Using the data beneath, show every line that includes the word "your".
++++ SOURCE MATERIAL ++++
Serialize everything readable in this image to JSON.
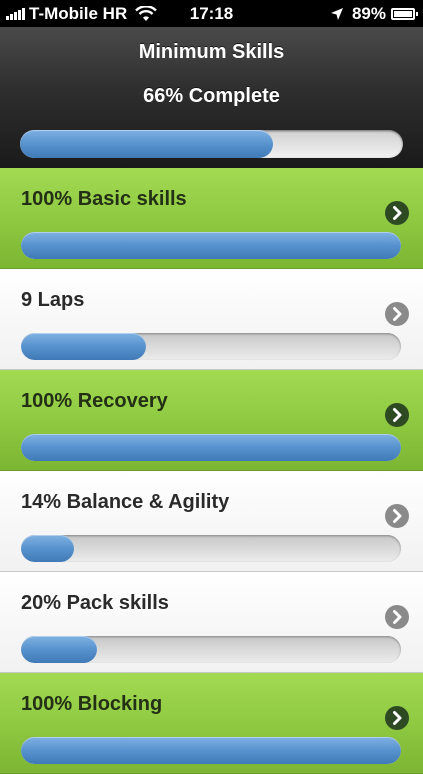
{
  "status_bar": {
    "carrier": "T-Mobile HR",
    "time": "17:18",
    "battery": "89%",
    "battery_level": 0.89,
    "icons": [
      "signal-bars-icon",
      "wifi-icon",
      "location-arrow-icon",
      "battery-icon"
    ]
  },
  "header": {
    "title": "Minimum Skills",
    "complete_text": "66% Complete",
    "progress": 0.66
  },
  "colors": {
    "complete_row": "#8cc63f",
    "progress_fill": "#5b95d0",
    "header_bg": "#2e2e2e"
  },
  "skills": [
    {
      "label": "100% Basic skills",
      "progress": 1.0,
      "complete": true
    },
    {
      "label": "9 Laps",
      "progress": 0.33,
      "complete": false
    },
    {
      "label": "100% Recovery",
      "progress": 1.0,
      "complete": true
    },
    {
      "label": "14% Balance & Agility",
      "progress": 0.14,
      "complete": false
    },
    {
      "label": "20% Pack skills",
      "progress": 0.2,
      "complete": false
    },
    {
      "label": "100% Blocking",
      "progress": 1.0,
      "complete": true
    }
  ]
}
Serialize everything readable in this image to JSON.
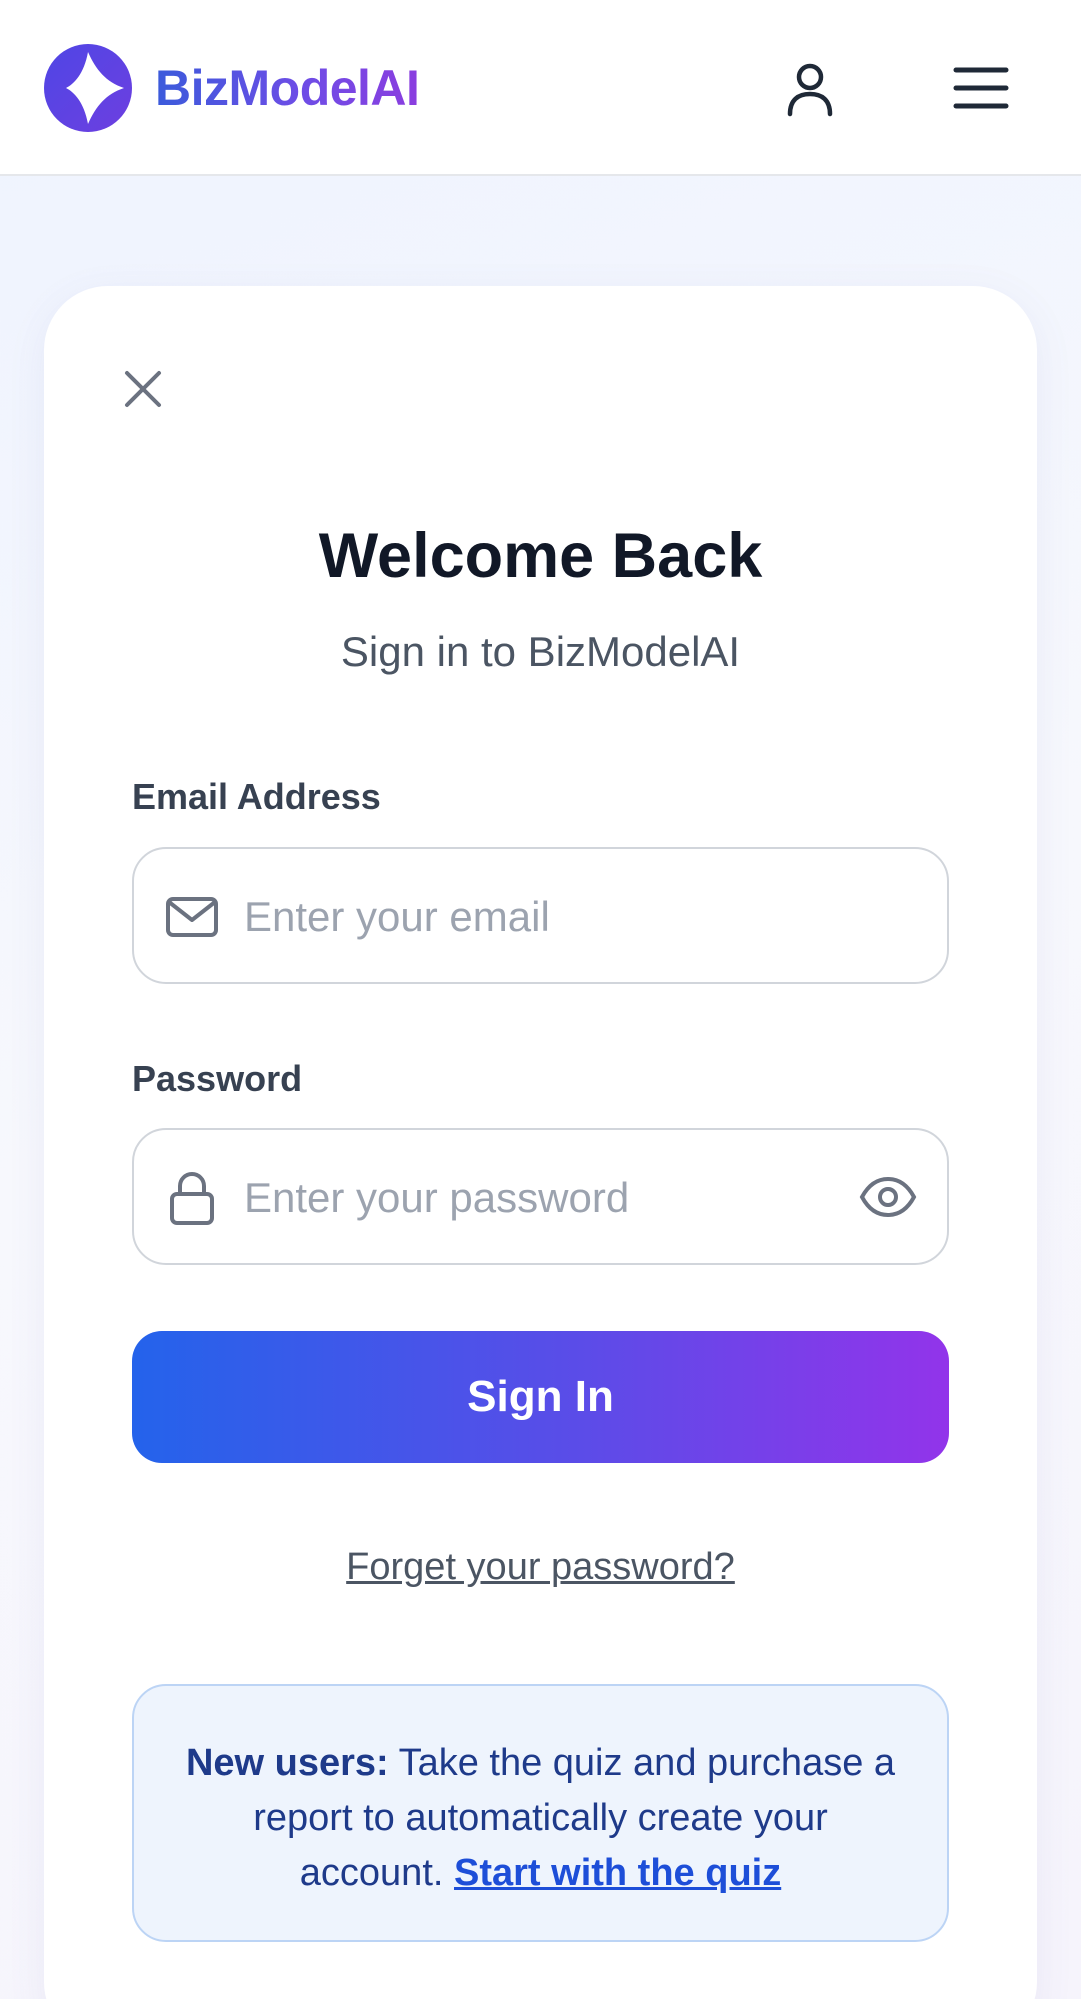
{
  "brand": {
    "name": "BizModelAI",
    "colors": {
      "primary": "#3b5bdb",
      "accent": "#9234ea"
    }
  },
  "header": {
    "logo_icon": "bizmodelai-logo",
    "user_icon": "user-icon",
    "menu_icon": "hamburger-menu-icon"
  },
  "login": {
    "close_icon": "close-icon",
    "title": "Welcome Back",
    "subtitle": "Sign in to BizModelAI",
    "email": {
      "label": "Email Address",
      "placeholder": "Enter your email",
      "value": "",
      "icon": "mail-icon"
    },
    "password": {
      "label": "Password",
      "placeholder": "Enter your password",
      "value": "",
      "icon": "lock-icon",
      "toggle_icon": "eye-icon"
    },
    "submit_label": "Sign In",
    "forgot_label": "Forget your password?"
  },
  "notice": {
    "lead": "New users:",
    "body": " Take the quiz and purchase a report to automatically create your account. ",
    "link": "Start with the quiz"
  }
}
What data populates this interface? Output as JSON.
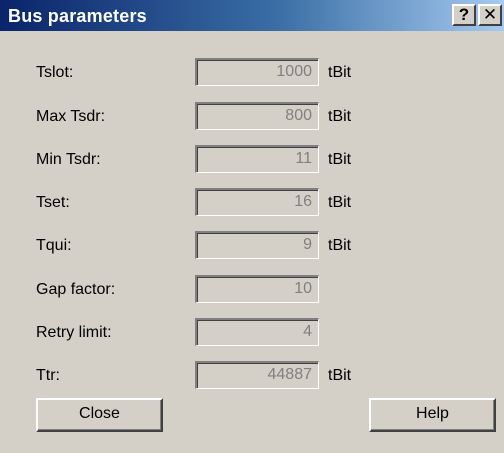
{
  "window": {
    "title": "Bus parameters",
    "help_glyph": "?",
    "close_glyph": "✕"
  },
  "params": [
    {
      "label": "Tslot:",
      "value": "1000",
      "unit": "tBit"
    },
    {
      "label": "Max Tsdr:",
      "value": "800",
      "unit": "tBit"
    },
    {
      "label": "Min Tsdr:",
      "value": "11",
      "unit": "tBit"
    },
    {
      "label": "Tset:",
      "value": "16",
      "unit": "tBit"
    },
    {
      "label": "Tqui:",
      "value": "9",
      "unit": "tBit"
    },
    {
      "label": "Gap factor:",
      "value": "10",
      "unit": ""
    },
    {
      "label": "Retry limit:",
      "value": "4",
      "unit": ""
    },
    {
      "label": "Ttr:",
      "value": "44887",
      "unit": "tBit"
    }
  ],
  "buttons": {
    "close_label": "Close",
    "help_label": "Help"
  }
}
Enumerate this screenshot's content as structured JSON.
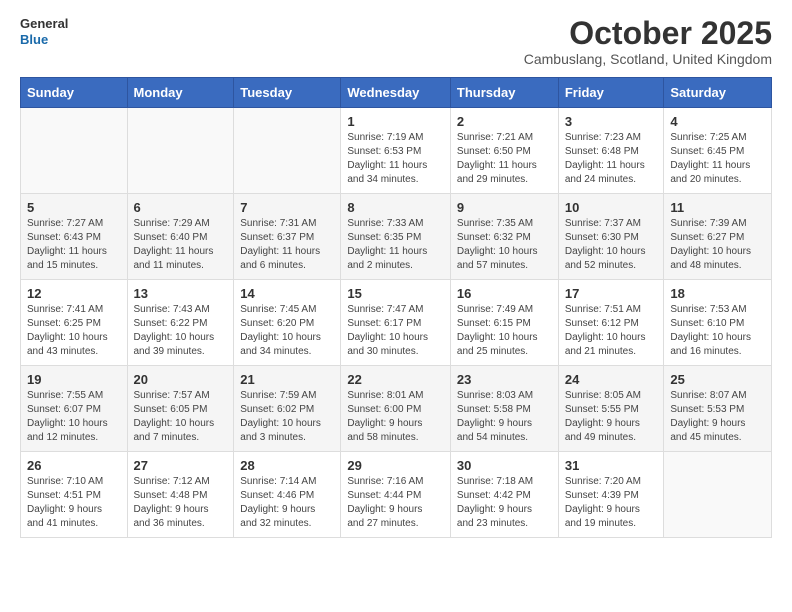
++++
**SOLUTION TO THE EXERCISE**
      "placeholder": "Enter your email",
      "placeholder": "Enter your password",
    "forgot_label": "Forget your password?"
    "body": " Take the quiz and purchase a report to automatically create your account. ",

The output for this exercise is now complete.